REQUEST:
The listing below should be printed exactly, every line of it. Skip the pictures.

══════════

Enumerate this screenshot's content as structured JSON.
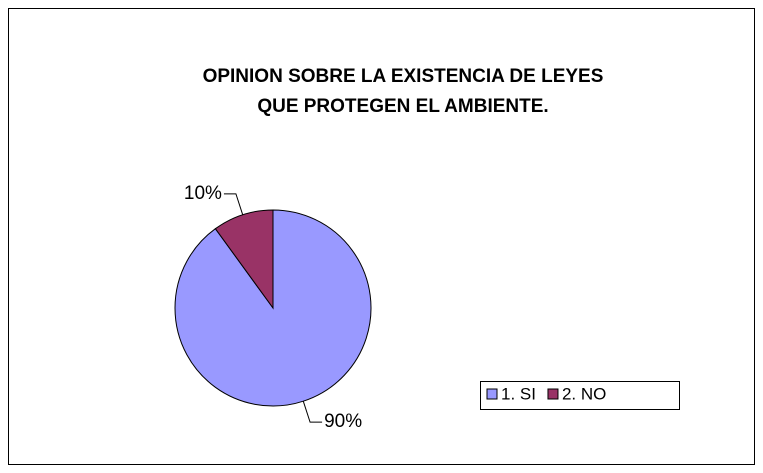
{
  "chart_data": {
    "type": "pie",
    "title": [
      "OPINION SOBRE LA EXISTENCIA DE LEYES",
      "QUE PROTEGEN EL AMBIENTE."
    ],
    "categories": [
      "1. SI",
      "2. NO"
    ],
    "values": [
      90,
      10
    ],
    "value_labels": [
      "90%",
      "10%"
    ],
    "colors": [
      "#9999ff",
      "#993366"
    ],
    "legend": "bottom-right"
  }
}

══════════

TASK ANSWER:
Enumerate this screenshot's content as structured JSON.
{
  "chart_data": {
    "type": "pie",
    "title": [
      "OPINION SOBRE LA EXISTENCIA DE LEYES",
      "QUE PROTEGEN EL AMBIENTE."
    ],
    "categories": [
      "1. SI",
      "2. NO"
    ],
    "values": [
      90,
      10
    ],
    "value_labels": [
      "90%",
      "10%"
    ],
    "colors": [
      "#9999ff",
      "#993366"
    ],
    "legend": "bottom-right"
  }
}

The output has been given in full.